- Exercise
Examine each line of the data. Copy those that contain the string "name".

- Records for this exercise
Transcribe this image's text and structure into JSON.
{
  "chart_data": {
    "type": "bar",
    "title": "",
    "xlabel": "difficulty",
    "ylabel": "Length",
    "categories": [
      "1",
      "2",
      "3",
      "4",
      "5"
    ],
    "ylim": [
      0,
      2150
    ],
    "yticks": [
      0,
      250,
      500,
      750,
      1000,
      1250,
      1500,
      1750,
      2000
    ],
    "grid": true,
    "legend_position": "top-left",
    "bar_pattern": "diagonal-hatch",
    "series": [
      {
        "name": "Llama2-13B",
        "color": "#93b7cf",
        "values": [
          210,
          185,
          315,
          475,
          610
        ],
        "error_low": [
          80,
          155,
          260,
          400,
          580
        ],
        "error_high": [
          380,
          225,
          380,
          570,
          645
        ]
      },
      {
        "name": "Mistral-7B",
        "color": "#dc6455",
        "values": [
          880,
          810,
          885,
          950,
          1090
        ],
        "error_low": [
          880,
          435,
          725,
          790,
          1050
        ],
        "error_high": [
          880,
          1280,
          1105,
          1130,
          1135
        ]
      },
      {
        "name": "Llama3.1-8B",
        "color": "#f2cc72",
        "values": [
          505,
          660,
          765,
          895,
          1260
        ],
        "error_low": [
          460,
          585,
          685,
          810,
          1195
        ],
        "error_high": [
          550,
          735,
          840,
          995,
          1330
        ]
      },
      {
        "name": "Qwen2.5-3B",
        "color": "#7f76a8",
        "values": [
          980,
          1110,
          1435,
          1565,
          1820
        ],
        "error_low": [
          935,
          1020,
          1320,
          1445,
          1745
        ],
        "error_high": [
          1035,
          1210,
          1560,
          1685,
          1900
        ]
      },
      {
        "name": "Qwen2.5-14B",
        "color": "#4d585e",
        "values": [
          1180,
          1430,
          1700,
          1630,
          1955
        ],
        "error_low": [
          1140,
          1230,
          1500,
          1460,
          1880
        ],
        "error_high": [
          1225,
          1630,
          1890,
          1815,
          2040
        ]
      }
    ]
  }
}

- Answer to the problem
        "name": "Llama2-13B",
        "name": "Mistral-7B",
        "name": "Llama3.1-8B",
        "name": "Qwen2.5-3B",
        "name": "Qwen2.5-14B",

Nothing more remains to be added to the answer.